» **PROBLEM STATEMENT**: List all the lines in these records that hold "Qпот".

Some records:
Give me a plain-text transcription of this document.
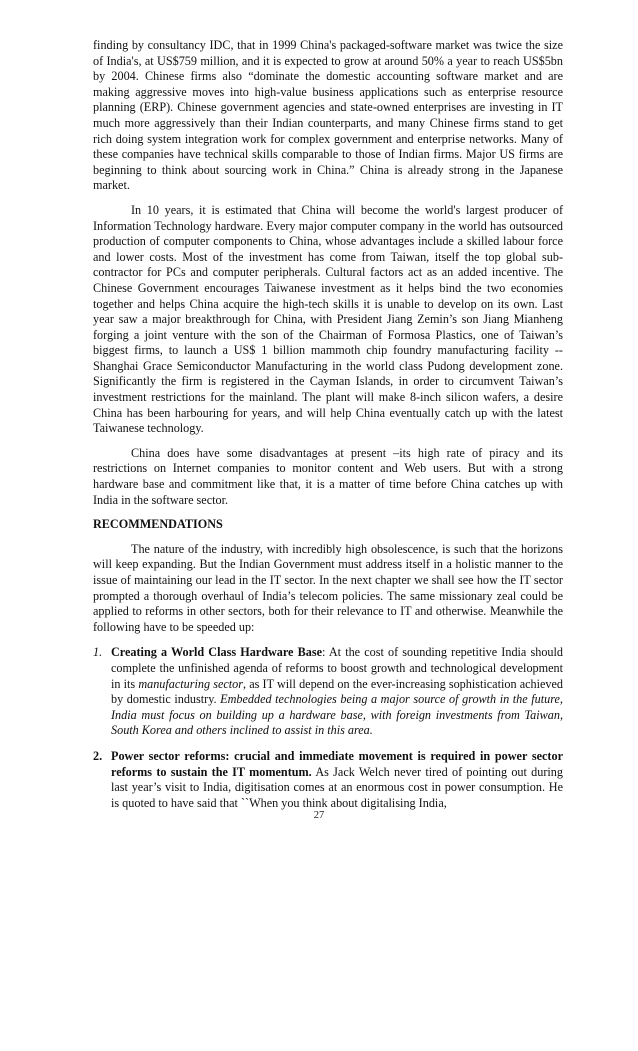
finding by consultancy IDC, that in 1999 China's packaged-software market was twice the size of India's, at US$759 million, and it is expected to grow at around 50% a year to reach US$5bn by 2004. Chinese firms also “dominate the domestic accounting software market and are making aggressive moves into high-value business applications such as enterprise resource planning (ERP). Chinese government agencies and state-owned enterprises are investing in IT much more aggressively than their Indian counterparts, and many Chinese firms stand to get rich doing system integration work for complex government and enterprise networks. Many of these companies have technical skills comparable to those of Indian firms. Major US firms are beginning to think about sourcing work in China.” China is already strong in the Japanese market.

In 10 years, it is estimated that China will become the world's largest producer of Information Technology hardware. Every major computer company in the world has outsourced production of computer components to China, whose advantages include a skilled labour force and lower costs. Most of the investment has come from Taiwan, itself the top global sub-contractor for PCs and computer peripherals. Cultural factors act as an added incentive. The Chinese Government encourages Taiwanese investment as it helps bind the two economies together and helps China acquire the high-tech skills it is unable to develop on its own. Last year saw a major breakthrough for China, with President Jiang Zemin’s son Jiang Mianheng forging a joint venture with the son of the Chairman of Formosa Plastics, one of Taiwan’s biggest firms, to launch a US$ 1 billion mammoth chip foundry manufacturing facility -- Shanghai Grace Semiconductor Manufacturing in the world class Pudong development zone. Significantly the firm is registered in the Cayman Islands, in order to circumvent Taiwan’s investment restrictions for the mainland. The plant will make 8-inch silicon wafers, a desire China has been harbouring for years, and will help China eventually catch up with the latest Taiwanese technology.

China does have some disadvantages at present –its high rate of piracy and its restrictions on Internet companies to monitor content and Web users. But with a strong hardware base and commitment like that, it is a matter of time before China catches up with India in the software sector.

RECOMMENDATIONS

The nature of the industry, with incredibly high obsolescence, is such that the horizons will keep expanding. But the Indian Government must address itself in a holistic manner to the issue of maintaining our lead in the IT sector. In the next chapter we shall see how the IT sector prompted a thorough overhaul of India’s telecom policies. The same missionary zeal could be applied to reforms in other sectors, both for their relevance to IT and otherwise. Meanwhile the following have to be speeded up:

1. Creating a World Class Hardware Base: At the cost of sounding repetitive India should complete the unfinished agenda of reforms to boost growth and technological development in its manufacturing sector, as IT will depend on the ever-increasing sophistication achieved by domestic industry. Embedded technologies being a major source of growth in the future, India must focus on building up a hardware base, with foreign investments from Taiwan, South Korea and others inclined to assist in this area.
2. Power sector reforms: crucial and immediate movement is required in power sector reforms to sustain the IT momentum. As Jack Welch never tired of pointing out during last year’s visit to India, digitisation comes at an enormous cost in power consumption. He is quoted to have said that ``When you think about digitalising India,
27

...

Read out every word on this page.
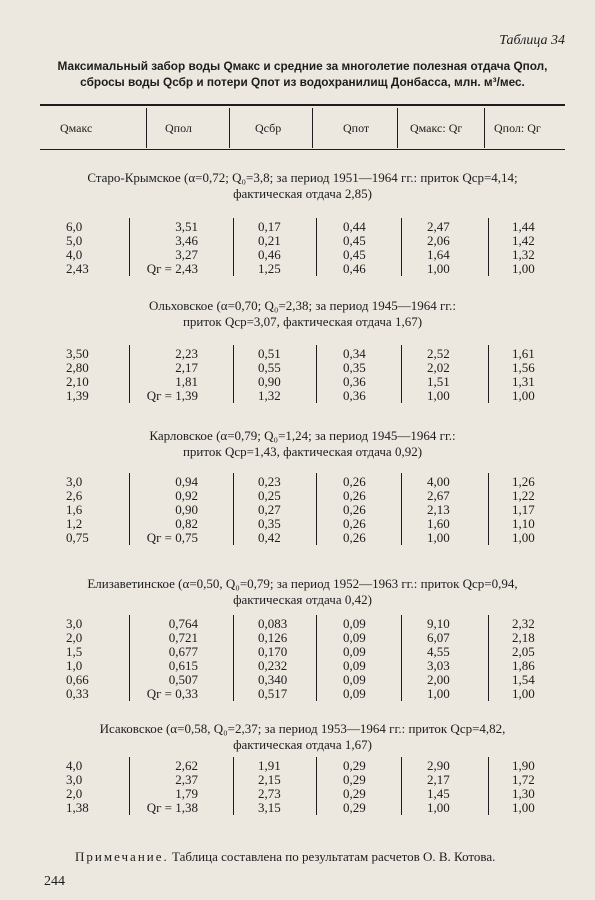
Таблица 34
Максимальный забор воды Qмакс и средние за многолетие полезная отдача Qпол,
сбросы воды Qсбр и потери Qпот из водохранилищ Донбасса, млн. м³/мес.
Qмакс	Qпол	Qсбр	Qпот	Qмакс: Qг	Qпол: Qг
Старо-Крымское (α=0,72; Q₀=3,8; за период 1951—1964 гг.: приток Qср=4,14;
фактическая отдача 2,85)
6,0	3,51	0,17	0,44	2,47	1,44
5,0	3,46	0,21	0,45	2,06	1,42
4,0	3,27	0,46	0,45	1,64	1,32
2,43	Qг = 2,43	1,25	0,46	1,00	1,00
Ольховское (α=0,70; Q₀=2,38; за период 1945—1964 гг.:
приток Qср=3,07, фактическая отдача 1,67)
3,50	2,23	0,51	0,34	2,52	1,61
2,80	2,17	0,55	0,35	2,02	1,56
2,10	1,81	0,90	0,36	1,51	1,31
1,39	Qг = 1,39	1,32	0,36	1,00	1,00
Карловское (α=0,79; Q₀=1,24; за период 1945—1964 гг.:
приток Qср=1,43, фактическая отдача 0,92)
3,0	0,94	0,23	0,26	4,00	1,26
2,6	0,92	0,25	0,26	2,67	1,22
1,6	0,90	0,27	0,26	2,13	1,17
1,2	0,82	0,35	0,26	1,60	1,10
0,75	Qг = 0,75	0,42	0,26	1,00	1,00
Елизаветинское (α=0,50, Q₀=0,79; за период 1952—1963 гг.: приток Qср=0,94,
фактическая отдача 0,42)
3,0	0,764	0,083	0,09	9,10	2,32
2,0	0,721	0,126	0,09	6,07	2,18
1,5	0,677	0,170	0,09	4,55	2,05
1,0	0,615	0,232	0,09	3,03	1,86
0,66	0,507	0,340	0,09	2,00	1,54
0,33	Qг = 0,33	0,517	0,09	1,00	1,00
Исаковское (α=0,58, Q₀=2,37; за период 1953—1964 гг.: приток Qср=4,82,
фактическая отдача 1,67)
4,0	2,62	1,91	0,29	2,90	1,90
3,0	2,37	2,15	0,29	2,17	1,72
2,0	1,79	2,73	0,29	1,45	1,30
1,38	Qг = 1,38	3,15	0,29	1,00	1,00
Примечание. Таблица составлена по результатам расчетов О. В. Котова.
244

» **RESULT OF THE TASK**:
сбросы воды Qсбр и потери Qпот из водохранилищ Донбасса, млн. м³/мес.
Qмакс	Qпол	Qсбр	Qпот	Qмакс: Qг	Qпол: Qг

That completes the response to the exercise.